--- Start STORED ROWS ---

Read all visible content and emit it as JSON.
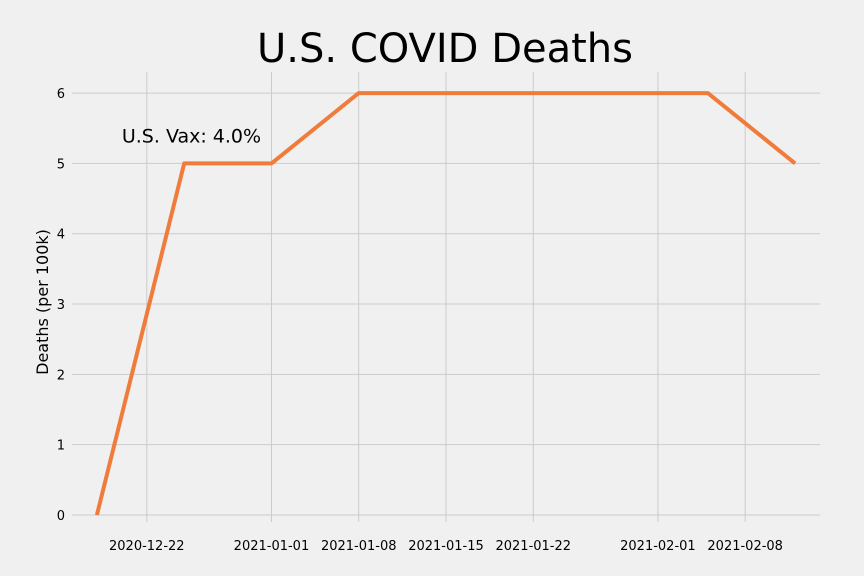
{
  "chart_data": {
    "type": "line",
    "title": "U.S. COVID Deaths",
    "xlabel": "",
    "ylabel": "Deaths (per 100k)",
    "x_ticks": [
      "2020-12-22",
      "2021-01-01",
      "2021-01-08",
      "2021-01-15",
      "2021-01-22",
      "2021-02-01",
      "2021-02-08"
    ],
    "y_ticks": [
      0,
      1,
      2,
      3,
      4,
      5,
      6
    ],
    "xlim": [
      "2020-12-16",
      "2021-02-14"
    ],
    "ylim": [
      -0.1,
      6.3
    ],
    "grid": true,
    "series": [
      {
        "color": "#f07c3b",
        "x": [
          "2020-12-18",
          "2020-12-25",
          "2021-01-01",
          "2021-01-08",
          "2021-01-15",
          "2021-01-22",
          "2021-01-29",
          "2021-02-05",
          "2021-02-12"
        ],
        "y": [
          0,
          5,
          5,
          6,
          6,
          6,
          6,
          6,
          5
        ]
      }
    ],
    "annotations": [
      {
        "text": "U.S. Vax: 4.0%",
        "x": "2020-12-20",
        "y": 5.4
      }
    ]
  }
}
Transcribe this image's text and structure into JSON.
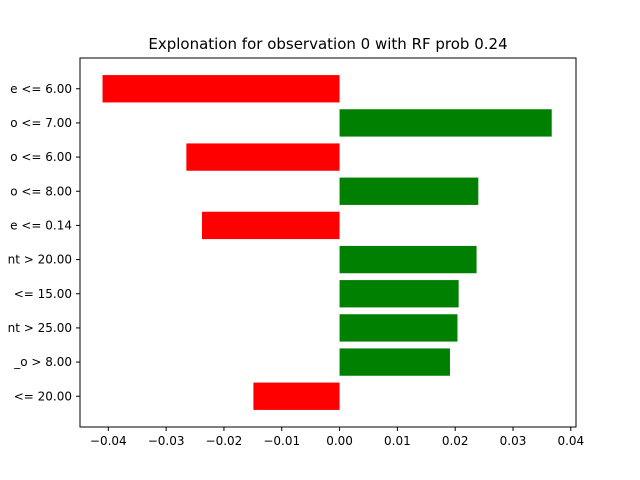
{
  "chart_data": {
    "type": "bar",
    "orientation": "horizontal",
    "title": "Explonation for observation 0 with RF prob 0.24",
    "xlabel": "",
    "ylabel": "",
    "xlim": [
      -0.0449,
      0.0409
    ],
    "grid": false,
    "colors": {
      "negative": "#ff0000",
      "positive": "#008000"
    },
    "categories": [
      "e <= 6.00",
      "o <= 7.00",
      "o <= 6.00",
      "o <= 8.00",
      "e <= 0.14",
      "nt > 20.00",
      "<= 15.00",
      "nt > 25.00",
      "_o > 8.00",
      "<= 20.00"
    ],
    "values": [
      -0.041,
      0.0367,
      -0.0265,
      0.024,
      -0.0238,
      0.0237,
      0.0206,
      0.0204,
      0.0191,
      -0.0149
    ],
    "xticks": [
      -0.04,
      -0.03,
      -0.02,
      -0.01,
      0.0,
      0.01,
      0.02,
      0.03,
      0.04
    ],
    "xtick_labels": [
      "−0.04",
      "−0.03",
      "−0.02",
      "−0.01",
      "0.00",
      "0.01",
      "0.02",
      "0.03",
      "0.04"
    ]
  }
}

--- End STORED ROWS ---
--- Start STORED ROWS ---

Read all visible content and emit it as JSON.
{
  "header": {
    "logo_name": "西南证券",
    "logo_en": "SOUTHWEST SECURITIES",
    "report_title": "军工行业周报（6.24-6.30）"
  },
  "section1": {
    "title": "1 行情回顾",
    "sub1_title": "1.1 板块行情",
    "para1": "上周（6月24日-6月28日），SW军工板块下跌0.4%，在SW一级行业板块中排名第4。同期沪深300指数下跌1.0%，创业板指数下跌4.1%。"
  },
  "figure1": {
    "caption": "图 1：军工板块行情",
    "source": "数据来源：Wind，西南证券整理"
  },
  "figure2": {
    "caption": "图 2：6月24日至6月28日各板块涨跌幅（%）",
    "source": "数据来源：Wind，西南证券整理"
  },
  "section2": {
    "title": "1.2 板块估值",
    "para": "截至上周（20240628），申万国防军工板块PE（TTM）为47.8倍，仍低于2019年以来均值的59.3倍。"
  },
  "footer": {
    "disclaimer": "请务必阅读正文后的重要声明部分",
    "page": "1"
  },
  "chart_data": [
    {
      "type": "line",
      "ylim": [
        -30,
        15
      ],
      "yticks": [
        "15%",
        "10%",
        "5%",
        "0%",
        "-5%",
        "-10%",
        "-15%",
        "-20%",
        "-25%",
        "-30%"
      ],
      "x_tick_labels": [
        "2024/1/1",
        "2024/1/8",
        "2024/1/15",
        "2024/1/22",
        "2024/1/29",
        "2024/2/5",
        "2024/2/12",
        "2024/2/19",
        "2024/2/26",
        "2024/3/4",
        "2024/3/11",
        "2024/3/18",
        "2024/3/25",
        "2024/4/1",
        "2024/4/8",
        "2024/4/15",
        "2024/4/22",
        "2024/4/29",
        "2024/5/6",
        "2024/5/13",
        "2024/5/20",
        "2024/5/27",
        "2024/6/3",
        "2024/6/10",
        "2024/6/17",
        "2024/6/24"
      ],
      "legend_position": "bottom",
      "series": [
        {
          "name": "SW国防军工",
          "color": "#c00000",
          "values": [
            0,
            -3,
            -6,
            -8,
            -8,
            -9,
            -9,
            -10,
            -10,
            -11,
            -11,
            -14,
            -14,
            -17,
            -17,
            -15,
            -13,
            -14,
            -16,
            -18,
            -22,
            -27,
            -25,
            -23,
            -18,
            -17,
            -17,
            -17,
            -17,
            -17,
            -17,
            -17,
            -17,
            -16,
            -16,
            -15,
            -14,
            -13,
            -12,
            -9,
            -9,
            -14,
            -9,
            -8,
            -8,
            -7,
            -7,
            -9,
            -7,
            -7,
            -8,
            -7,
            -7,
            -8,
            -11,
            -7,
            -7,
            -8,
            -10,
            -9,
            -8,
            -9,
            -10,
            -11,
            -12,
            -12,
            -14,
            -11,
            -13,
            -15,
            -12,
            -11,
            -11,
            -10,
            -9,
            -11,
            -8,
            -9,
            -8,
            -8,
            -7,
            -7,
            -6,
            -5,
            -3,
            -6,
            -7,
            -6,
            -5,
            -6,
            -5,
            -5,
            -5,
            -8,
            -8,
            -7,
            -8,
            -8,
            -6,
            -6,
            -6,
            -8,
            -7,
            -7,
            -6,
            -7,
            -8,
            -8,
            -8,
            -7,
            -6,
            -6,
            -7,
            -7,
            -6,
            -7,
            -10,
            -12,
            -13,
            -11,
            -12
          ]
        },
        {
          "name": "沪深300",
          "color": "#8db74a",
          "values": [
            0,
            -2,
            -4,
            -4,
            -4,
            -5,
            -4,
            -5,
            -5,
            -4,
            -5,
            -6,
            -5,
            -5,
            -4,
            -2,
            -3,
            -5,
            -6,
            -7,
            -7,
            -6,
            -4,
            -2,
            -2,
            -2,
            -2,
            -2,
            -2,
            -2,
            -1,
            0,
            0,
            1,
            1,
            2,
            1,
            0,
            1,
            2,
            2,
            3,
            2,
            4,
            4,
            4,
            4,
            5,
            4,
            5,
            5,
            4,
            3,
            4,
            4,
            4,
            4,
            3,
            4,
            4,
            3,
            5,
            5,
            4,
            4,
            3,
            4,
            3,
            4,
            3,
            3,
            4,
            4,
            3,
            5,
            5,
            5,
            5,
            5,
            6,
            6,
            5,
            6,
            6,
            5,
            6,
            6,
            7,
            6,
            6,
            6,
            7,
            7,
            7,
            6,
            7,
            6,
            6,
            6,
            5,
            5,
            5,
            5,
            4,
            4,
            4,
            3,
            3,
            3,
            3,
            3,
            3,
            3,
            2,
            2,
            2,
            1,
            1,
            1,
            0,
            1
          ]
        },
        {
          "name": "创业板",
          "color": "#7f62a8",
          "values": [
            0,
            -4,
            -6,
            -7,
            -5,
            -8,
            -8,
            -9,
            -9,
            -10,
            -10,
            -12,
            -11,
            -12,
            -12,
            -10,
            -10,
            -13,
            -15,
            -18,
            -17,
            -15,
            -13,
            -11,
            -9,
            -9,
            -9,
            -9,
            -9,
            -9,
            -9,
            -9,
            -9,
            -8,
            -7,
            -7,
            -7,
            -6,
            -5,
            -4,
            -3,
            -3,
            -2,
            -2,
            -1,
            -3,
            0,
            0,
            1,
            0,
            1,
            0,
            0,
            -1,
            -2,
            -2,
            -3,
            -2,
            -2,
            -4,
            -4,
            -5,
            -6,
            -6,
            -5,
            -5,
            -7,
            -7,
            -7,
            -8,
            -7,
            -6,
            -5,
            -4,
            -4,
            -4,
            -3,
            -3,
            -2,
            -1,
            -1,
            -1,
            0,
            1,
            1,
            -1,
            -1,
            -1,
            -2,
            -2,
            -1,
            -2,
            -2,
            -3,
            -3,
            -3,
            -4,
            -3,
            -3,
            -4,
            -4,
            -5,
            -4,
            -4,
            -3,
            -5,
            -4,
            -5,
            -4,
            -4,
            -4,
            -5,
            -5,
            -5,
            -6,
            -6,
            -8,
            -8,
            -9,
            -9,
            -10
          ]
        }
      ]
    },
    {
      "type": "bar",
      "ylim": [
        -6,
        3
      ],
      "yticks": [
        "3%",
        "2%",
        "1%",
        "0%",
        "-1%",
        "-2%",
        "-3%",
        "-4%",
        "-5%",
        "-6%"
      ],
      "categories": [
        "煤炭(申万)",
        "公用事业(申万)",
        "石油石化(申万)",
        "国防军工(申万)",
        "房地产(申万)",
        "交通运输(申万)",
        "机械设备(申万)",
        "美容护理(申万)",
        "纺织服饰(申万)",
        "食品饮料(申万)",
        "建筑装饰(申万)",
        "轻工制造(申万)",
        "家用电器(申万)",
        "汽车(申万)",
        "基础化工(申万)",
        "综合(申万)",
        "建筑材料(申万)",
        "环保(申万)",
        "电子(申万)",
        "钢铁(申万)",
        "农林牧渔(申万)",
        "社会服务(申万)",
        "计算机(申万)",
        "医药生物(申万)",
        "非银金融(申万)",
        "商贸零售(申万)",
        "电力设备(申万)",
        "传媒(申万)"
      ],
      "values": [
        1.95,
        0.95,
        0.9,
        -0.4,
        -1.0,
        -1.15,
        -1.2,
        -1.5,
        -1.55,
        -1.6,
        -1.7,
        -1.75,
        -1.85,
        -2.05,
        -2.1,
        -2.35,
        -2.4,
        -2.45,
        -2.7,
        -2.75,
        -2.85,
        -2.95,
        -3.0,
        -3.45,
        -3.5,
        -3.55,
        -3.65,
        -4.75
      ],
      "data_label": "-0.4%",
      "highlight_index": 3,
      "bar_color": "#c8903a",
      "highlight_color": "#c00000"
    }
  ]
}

--- End STORED ROWS ---

# TO BE DONE
Using the listing above, list every line in which the string "caption" occurs.

# SOLUTION TO THE EXERCISE
    "caption": "图 1：军工板块行情",
    "caption": "图 2：6月24日至6月28日各板块涨跌幅（%）",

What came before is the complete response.